Objective: Extract every line that contains the string "Crosslinked".

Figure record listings
★ ★ ★ ★ ★
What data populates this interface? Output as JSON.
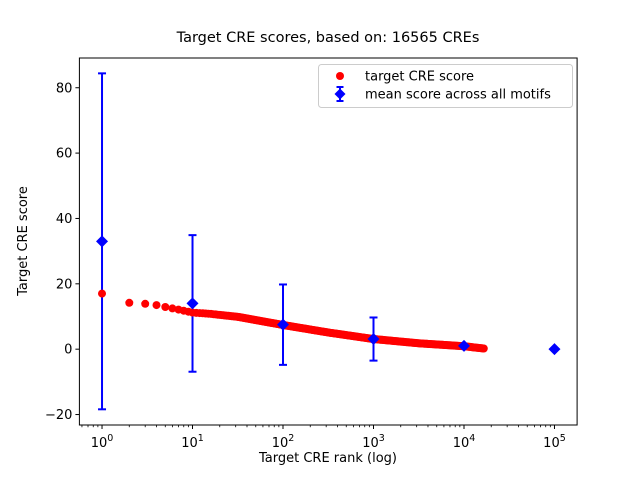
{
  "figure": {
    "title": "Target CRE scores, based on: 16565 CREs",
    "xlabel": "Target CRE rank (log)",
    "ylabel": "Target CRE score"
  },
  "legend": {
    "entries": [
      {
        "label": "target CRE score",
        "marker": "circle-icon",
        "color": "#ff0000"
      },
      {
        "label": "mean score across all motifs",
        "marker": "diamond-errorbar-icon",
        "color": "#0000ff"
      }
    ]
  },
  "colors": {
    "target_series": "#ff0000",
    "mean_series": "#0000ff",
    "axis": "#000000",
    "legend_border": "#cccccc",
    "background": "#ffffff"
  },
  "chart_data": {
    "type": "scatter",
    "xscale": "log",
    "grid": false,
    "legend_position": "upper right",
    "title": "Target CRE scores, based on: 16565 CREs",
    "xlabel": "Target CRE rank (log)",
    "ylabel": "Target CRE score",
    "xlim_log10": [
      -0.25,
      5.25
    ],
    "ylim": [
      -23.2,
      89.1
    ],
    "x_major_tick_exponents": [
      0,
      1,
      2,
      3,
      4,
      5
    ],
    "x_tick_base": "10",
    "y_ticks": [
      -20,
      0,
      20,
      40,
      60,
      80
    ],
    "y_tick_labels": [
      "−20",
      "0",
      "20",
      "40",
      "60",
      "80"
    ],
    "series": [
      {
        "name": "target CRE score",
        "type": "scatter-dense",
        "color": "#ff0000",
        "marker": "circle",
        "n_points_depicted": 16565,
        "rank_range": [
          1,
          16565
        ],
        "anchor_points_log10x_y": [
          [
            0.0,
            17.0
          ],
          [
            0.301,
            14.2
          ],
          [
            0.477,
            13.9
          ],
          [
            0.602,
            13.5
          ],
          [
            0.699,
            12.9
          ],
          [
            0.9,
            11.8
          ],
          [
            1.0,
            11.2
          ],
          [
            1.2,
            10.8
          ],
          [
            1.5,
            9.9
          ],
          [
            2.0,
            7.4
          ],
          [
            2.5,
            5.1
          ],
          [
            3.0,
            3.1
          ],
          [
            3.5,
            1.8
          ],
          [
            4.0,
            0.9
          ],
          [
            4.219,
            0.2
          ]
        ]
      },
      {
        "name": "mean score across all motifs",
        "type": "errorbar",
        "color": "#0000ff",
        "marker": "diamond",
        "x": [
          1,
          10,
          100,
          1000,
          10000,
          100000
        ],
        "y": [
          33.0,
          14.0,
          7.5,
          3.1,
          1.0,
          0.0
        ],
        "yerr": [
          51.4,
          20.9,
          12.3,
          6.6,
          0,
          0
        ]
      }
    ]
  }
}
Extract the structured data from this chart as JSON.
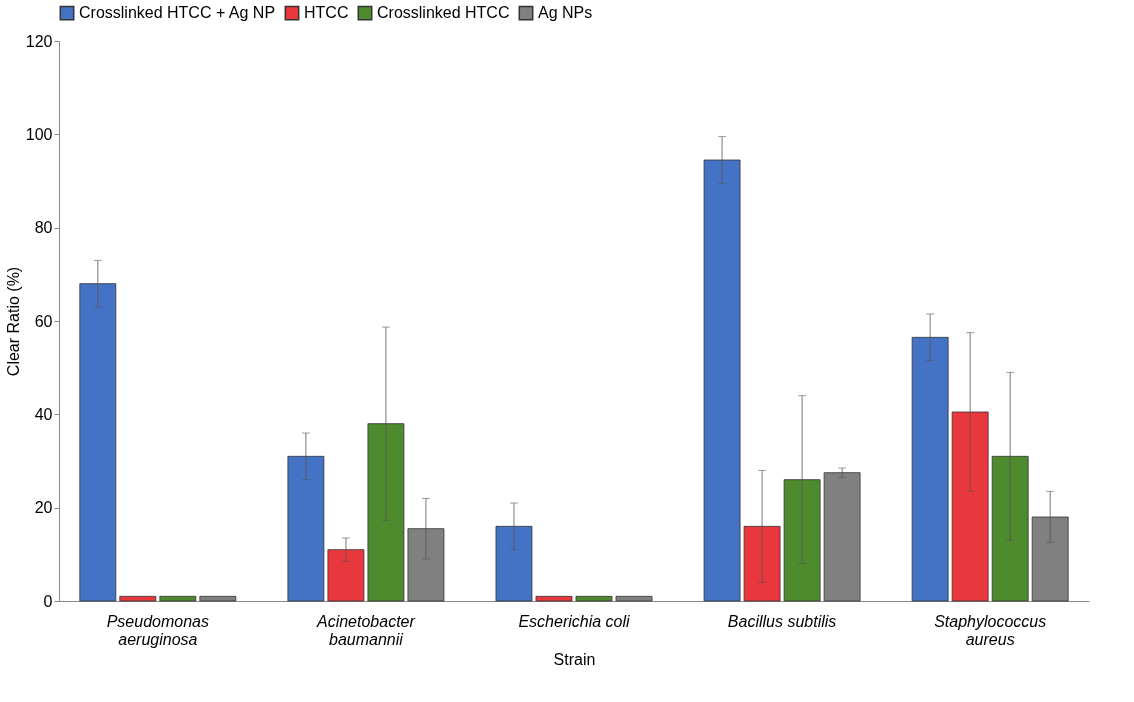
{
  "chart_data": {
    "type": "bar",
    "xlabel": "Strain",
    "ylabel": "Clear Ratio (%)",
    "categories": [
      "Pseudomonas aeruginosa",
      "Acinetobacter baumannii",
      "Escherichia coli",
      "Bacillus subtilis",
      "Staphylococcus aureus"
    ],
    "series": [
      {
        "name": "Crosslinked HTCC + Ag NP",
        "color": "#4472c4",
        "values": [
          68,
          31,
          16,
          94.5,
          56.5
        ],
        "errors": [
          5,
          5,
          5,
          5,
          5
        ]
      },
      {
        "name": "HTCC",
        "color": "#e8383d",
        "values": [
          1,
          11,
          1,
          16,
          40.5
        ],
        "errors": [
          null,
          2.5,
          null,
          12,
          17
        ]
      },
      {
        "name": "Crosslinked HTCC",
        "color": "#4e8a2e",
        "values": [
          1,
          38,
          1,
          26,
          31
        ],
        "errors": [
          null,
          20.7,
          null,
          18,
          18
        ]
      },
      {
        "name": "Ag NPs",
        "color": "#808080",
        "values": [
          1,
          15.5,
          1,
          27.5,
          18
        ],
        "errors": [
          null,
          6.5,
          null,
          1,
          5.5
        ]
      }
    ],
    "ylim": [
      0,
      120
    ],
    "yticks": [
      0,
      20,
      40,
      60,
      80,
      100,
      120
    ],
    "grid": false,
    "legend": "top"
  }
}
★ ★ ★ ★ ★
Answer for the task:
        "name": "Crosslinked HTCC + Ag NP",
        "name": "Crosslinked HTCC",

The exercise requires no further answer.